DIRECTIONS FOR THIS TASK
Repeat, without any change, the entries presented below.

○ ○ ○ ○ ○ ○ ○

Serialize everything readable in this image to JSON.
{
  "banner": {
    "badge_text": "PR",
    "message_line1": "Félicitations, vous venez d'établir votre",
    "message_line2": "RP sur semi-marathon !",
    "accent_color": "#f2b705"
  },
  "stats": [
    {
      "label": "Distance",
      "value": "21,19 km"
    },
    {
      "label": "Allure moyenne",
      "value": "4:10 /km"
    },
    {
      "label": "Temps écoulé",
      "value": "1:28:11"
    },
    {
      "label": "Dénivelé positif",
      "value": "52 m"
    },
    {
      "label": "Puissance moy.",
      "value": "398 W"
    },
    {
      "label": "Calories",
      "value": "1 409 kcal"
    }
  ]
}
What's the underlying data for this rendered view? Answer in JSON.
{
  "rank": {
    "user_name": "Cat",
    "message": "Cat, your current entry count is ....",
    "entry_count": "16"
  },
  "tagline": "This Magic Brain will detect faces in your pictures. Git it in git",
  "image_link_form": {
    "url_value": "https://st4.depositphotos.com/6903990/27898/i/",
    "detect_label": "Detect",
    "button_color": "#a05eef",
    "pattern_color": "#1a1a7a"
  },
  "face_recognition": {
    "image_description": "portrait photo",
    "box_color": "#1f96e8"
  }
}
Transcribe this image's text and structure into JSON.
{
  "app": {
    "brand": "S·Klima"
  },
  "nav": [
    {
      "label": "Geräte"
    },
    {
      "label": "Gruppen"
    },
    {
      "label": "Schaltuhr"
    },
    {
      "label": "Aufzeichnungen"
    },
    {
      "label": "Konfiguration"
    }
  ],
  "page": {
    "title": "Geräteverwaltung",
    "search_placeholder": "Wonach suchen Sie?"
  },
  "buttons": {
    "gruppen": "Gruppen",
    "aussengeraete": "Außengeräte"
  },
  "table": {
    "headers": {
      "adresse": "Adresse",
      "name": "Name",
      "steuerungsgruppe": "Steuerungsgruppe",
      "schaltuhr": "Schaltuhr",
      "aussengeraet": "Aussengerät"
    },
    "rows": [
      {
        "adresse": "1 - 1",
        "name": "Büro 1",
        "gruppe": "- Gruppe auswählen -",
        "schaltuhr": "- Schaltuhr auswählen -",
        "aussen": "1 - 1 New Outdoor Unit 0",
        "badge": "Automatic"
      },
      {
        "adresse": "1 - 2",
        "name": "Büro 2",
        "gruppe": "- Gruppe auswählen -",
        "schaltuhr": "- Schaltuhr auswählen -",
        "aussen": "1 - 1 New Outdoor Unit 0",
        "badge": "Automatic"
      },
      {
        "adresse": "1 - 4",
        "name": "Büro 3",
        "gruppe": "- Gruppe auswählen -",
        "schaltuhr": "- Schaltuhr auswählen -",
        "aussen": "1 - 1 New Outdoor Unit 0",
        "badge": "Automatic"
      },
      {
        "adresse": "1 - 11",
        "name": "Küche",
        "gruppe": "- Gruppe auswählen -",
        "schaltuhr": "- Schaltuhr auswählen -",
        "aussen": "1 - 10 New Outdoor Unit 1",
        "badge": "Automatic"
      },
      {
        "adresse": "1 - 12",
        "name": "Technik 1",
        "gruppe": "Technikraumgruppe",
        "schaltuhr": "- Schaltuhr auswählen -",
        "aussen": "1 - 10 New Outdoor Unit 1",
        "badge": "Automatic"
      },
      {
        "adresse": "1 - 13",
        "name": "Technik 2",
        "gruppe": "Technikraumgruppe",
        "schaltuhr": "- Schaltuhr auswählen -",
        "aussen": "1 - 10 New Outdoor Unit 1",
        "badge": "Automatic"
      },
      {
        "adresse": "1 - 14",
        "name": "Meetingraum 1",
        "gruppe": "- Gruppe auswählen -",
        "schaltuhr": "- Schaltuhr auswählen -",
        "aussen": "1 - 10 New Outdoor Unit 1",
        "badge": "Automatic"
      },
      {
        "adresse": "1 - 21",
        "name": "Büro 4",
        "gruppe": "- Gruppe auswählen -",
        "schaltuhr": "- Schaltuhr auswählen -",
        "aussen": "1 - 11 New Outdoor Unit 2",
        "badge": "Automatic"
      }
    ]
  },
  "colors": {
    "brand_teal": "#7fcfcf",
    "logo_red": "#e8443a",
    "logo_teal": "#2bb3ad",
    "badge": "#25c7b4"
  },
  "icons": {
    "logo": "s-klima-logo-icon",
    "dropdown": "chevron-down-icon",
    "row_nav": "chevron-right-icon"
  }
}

○ ○ ○ ○ ○ ○ ○

RESULT
Serialize everything readable in this image to JSON.
{
  "banner": {
    "badge_text": "PR",
    "message_line1": "Félicitations, vous venez d'établir votre",
    "message_line2": "RP sur semi-marathon !",
    "accent_color": "#f2b705"
  },
  "stats": [
    {
      "label": "Distance",
      "value": "21,19 km"
    },
    {
      "label": "Allure moyenne",
      "value": "4:10 /km"
    },
    {
      "label": "Temps écoulé",
      "value": "1:28:11"
    },
    {
      "label": "Dénivelé positif",
      "value": "52 m"
    },
    {
      "label": "Puissance moy.",
      "value": "398 W"
    },
    {
      "label": "Calories",
      "value": "1 409 kcal"
    }
  ]
}
What's the underlying data for this rendered view? Answer in JSON.
{
  "rank": {
    "user_name": "Cat",
    "message": "Cat, your current entry count is ....",
    "entry_count": "16"
  },
  "tagline": "This Magic Brain will detect faces in your pictures. Git it in git",
  "image_link_form": {
    "url_value": "https://st4.depositphotos.com/6903990/27898/i/",
    "detect_label": "Detect",
    "button_color": "#a05eef",
    "pattern_color": "#1a1a7a"
  },
  "face_recognition": {
    "image_description": "portrait photo",
    "box_color": "#1f96e8"
  }
}
Transcribe this image's text and structure into JSON.
{
  "app": {
    "brand": "S·Klima"
  },
  "nav": [
    {
      "label": "Geräte"
    },
    {
      "label": "Gruppen"
    },
    {
      "label": "Schaltuhr"
    },
    {
      "label": "Aufzeichnungen"
    },
    {
      "label": "Konfiguration"
    }
  ],
  "page": {
    "title": "Geräteverwaltung",
    "search_placeholder": "Wonach suchen Sie?"
  },
  "buttons": {
    "gruppen": "Gruppen",
    "aussengeraete": "Außengeräte"
  },
  "table": {
    "headers": {
      "adresse": "Adresse",
      "name": "Name",
      "steuerungsgruppe": "Steuerungsgruppe",
      "schaltuhr": "Schaltuhr",
      "aussengeraet": "Aussengerät"
    },
    "rows": [
      {
        "adresse": "1 - 1",
        "name": "Büro 1",
        "gruppe": "- Gruppe auswählen -",
        "schaltuhr": "- Schaltuhr auswählen -",
        "aussen": "1 - 1 New Outdoor Unit 0",
        "badge": "Automatic"
      },
      {
        "adresse": "1 - 2",
        "name": "Büro 2",
        "gruppe": "- Gruppe auswählen -",
        "schaltuhr": "- Schaltuhr auswählen -",
        "aussen": "1 - 1 New Outdoor Unit 0",
        "badge": "Automatic"
      },
      {
        "adresse": "1 - 4",
        "name": "Büro 3",
        "gruppe": "- Gruppe auswählen -",
        "schaltuhr": "- Schaltuhr auswählen -",
        "aussen": "1 - 1 New Outdoor Unit 0",
        "badge": "Automatic"
      },
      {
        "adresse": "1 - 11",
        "name": "Küche",
        "gruppe": "- Gruppe auswählen -",
        "schaltuhr": "- Schaltuhr auswählen -",
        "aussen": "1 - 10 New Outdoor Unit 1",
        "badge": "Automatic"
      },
      {
        "adresse": "1 - 12",
        "name": "Technik 1",
        "gruppe": "Technikraumgruppe",
        "schaltuhr": "- Schaltuhr auswählen -",
        "aussen": "1 - 10 New Outdoor Unit 1",
        "badge": "Automatic"
      },
      {
        "adresse": "1 - 13",
        "name": "Technik 2",
        "gruppe": "Technikraumgruppe",
        "schaltuhr": "- Schaltuhr auswählen -",
        "aussen": "1 - 10 New Outdoor Unit 1",
        "badge": "Automatic"
      },
      {
        "adresse": "1 - 14",
        "name": "Meetingraum 1",
        "gruppe": "- Gruppe auswählen -",
        "schaltuhr": "- Schaltuhr auswählen -",
        "aussen": "1 - 10 New Outdoor Unit 1",
        "badge": "Automatic"
      },
      {
        "adresse": "1 - 21",
        "name": "Büro 4",
        "gruppe": "- Gruppe auswählen -",
        "schaltuhr": "- Schaltuhr auswählen -",
        "aussen": "1 - 11 New Outdoor Unit 2",
        "badge": "Automatic"
      }
    ]
  },
  "colors": {
    "brand_teal": "#7fcfcf",
    "logo_red": "#e8443a",
    "logo_teal": "#2bb3ad",
    "badge": "#25c7b4"
  },
  "icons": {
    "logo": "s-klima-logo-icon",
    "dropdown": "chevron-down-icon",
    "row_nav": "chevron-right-icon"
  }
}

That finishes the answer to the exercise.